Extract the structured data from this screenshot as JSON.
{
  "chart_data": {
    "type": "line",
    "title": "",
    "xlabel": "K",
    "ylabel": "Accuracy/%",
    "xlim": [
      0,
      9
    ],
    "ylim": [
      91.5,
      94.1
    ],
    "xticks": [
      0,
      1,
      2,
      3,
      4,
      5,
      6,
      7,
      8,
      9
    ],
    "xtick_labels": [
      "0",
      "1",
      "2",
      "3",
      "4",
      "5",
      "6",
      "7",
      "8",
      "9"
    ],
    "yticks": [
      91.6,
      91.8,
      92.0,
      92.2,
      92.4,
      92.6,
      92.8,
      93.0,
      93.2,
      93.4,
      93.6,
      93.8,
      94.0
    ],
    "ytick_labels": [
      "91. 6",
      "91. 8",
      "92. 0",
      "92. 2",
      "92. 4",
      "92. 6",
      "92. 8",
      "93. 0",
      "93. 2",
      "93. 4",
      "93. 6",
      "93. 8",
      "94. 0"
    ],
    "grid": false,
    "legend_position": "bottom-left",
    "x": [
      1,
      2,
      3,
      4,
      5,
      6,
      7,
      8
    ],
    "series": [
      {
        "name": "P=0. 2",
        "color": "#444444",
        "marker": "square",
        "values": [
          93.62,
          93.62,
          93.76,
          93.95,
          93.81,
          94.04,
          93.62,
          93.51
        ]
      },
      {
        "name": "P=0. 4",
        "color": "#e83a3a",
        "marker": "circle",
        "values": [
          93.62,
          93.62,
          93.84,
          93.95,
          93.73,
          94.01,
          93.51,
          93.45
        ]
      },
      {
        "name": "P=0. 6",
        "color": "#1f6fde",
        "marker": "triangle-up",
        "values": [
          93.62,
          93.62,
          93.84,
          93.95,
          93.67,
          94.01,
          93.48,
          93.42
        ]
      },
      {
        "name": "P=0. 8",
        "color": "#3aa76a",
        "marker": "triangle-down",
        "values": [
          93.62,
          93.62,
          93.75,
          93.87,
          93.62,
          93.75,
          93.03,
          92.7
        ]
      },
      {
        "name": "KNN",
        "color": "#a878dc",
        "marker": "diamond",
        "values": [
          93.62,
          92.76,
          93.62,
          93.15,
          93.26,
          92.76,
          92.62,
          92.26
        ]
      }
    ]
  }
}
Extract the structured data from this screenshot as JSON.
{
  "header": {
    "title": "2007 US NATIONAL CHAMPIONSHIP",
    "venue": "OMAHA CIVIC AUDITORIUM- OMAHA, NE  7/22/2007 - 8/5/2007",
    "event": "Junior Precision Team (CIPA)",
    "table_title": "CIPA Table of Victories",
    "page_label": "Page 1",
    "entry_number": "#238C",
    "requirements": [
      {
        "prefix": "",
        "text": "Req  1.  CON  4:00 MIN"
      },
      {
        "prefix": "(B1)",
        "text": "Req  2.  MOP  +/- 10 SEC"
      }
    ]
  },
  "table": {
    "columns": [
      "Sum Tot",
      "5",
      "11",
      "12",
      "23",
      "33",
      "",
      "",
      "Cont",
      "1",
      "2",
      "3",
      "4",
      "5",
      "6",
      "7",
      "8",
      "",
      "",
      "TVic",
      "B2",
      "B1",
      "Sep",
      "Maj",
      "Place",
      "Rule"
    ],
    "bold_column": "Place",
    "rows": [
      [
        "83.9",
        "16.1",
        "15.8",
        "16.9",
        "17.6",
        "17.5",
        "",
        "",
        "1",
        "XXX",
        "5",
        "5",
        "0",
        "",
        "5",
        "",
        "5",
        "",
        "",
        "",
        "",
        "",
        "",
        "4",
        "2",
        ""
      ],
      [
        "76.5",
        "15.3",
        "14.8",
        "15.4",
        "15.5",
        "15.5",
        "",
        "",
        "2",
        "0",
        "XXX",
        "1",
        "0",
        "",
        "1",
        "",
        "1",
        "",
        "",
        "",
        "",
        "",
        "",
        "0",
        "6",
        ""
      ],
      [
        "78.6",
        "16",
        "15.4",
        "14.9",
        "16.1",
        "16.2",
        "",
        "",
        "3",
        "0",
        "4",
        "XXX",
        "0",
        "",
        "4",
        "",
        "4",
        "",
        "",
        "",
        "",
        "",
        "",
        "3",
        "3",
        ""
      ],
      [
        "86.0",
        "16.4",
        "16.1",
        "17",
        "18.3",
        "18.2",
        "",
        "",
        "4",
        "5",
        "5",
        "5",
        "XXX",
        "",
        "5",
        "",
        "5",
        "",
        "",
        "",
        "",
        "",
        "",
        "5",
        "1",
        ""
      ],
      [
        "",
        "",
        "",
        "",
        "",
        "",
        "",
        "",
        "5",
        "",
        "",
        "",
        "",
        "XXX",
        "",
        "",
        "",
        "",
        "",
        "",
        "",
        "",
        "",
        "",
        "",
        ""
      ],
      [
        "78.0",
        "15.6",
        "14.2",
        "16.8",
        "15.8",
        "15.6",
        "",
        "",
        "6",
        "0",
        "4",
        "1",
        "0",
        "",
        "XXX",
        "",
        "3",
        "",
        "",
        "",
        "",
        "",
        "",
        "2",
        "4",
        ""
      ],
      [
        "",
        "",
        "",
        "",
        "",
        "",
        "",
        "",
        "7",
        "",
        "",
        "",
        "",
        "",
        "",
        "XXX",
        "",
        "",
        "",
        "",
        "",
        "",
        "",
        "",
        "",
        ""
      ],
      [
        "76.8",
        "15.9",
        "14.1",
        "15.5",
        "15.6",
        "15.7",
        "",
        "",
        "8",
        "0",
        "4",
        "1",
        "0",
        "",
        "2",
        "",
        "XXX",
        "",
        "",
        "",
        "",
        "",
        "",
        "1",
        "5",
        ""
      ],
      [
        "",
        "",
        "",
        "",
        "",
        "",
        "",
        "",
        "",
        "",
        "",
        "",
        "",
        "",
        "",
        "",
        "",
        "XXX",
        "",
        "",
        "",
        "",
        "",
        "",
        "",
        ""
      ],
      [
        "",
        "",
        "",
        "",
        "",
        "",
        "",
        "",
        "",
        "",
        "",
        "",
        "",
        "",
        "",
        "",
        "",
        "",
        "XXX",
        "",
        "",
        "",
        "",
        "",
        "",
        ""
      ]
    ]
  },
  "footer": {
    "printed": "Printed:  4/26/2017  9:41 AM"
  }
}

----------------

Each entry must be reproduced verbatim.

Extract the structured data from this screenshot as JSON.
{
  "chart_data": {
    "type": "line",
    "title": "",
    "xlabel": "K",
    "ylabel": "Accuracy/%",
    "xlim": [
      0,
      9
    ],
    "ylim": [
      91.5,
      94.1
    ],
    "xticks": [
      0,
      1,
      2,
      3,
      4,
      5,
      6,
      7,
      8,
      9
    ],
    "xtick_labels": [
      "0",
      "1",
      "2",
      "3",
      "4",
      "5",
      "6",
      "7",
      "8",
      "9"
    ],
    "yticks": [
      91.6,
      91.8,
      92.0,
      92.2,
      92.4,
      92.6,
      92.8,
      93.0,
      93.2,
      93.4,
      93.6,
      93.8,
      94.0
    ],
    "ytick_labels": [
      "91. 6",
      "91. 8",
      "92. 0",
      "92. 2",
      "92. 4",
      "92. 6",
      "92. 8",
      "93. 0",
      "93. 2",
      "93. 4",
      "93. 6",
      "93. 8",
      "94. 0"
    ],
    "grid": false,
    "legend_position": "bottom-left",
    "x": [
      1,
      2,
      3,
      4,
      5,
      6,
      7,
      8
    ],
    "series": [
      {
        "name": "P=0. 2",
        "color": "#444444",
        "marker": "square",
        "values": [
          93.62,
          93.62,
          93.76,
          93.95,
          93.81,
          94.04,
          93.62,
          93.51
        ]
      },
      {
        "name": "P=0. 4",
        "color": "#e83a3a",
        "marker": "circle",
        "values": [
          93.62,
          93.62,
          93.84,
          93.95,
          93.73,
          94.01,
          93.51,
          93.45
        ]
      },
      {
        "name": "P=0. 6",
        "color": "#1f6fde",
        "marker": "triangle-up",
        "values": [
          93.62,
          93.62,
          93.84,
          93.95,
          93.67,
          94.01,
          93.48,
          93.42
        ]
      },
      {
        "name": "P=0. 8",
        "color": "#3aa76a",
        "marker": "triangle-down",
        "values": [
          93.62,
          93.62,
          93.75,
          93.87,
          93.62,
          93.75,
          93.03,
          92.7
        ]
      },
      {
        "name": "KNN",
        "color": "#a878dc",
        "marker": "diamond",
        "values": [
          93.62,
          92.76,
          93.62,
          93.15,
          93.26,
          92.76,
          92.62,
          92.26
        ]
      }
    ]
  }
}
Extract the structured data from this screenshot as JSON.
{
  "header": {
    "title": "2007 US NATIONAL CHAMPIONSHIP",
    "venue": "OMAHA CIVIC AUDITORIUM- OMAHA, NE  7/22/2007 - 8/5/2007",
    "event": "Junior Precision Team (CIPA)",
    "table_title": "CIPA Table of Victories",
    "page_label": "Page 1",
    "entry_number": "#238C",
    "requirements": [
      {
        "prefix": "",
        "text": "Req  1.  CON  4:00 MIN"
      },
      {
        "prefix": "(B1)",
        "text": "Req  2.  MOP  +/- 10 SEC"
      }
    ]
  },
  "table": {
    "columns": [
      "Sum Tot",
      "5",
      "11",
      "12",
      "23",
      "33",
      "",
      "",
      "Cont",
      "1",
      "2",
      "3",
      "4",
      "5",
      "6",
      "7",
      "8",
      "",
      "",
      "TVic",
      "B2",
      "B1",
      "Sep",
      "Maj",
      "Place",
      "Rule"
    ],
    "bold_column": "Place",
    "rows": [
      [
        "83.9",
        "16.1",
        "15.8",
        "16.9",
        "17.6",
        "17.5",
        "",
        "",
        "1",
        "XXX",
        "5",
        "5",
        "0",
        "",
        "5",
        "",
        "5",
        "",
        "",
        "",
        "",
        "",
        "",
        "4",
        "2",
        ""
      ],
      [
        "76.5",
        "15.3",
        "14.8",
        "15.4",
        "15.5",
        "15.5",
        "",
        "",
        "2",
        "0",
        "XXX",
        "1",
        "0",
        "",
        "1",
        "",
        "1",
        "",
        "",
        "",
        "",
        "",
        "",
        "0",
        "6",
        ""
      ],
      [
        "78.6",
        "16",
        "15.4",
        "14.9",
        "16.1",
        "16.2",
        "",
        "",
        "3",
        "0",
        "4",
        "XXX",
        "0",
        "",
        "4",
        "",
        "4",
        "",
        "",
        "",
        "",
        "",
        "",
        "3",
        "3",
        ""
      ],
      [
        "86.0",
        "16.4",
        "16.1",
        "17",
        "18.3",
        "18.2",
        "",
        "",
        "4",
        "5",
        "5",
        "5",
        "XXX",
        "",
        "5",
        "",
        "5",
        "",
        "",
        "",
        "",
        "",
        "",
        "5",
        "1",
        ""
      ],
      [
        "",
        "",
        "",
        "",
        "",
        "",
        "",
        "",
        "5",
        "",
        "",
        "",
        "",
        "XXX",
        "",
        "",
        "",
        "",
        "",
        "",
        "",
        "",
        "",
        "",
        "",
        ""
      ],
      [
        "78.0",
        "15.6",
        "14.2",
        "16.8",
        "15.8",
        "15.6",
        "",
        "",
        "6",
        "0",
        "4",
        "1",
        "0",
        "",
        "XXX",
        "",
        "3",
        "",
        "",
        "",
        "",
        "",
        "",
        "2",
        "4",
        ""
      ],
      [
        "",
        "",
        "",
        "",
        "",
        "",
        "",
        "",
        "7",
        "",
        "",
        "",
        "",
        "",
        "",
        "XXX",
        "",
        "",
        "",
        "",
        "",
        "",
        "",
        "",
        "",
        ""
      ],
      [
        "76.8",
        "15.9",
        "14.1",
        "15.5",
        "15.6",
        "15.7",
        "",
        "",
        "8",
        "0",
        "4",
        "1",
        "0",
        "",
        "2",
        "",
        "XXX",
        "",
        "",
        "",
        "",
        "",
        "",
        "1",
        "5",
        ""
      ],
      [
        "",
        "",
        "",
        "",
        "",
        "",
        "",
        "",
        "",
        "",
        "",
        "",
        "",
        "",
        "",
        "",
        "",
        "XXX",
        "",
        "",
        "",
        "",
        "",
        "",
        "",
        ""
      ],
      [
        "",
        "",
        "",
        "",
        "",
        "",
        "",
        "",
        "",
        "",
        "",
        "",
        "",
        "",
        "",
        "",
        "",
        "",
        "XXX",
        "",
        "",
        "",
        "",
        "",
        "",
        ""
      ]
    ]
  },
  "footer": {
    "printed": "Printed:  4/26/2017  9:41 AM"
  }
}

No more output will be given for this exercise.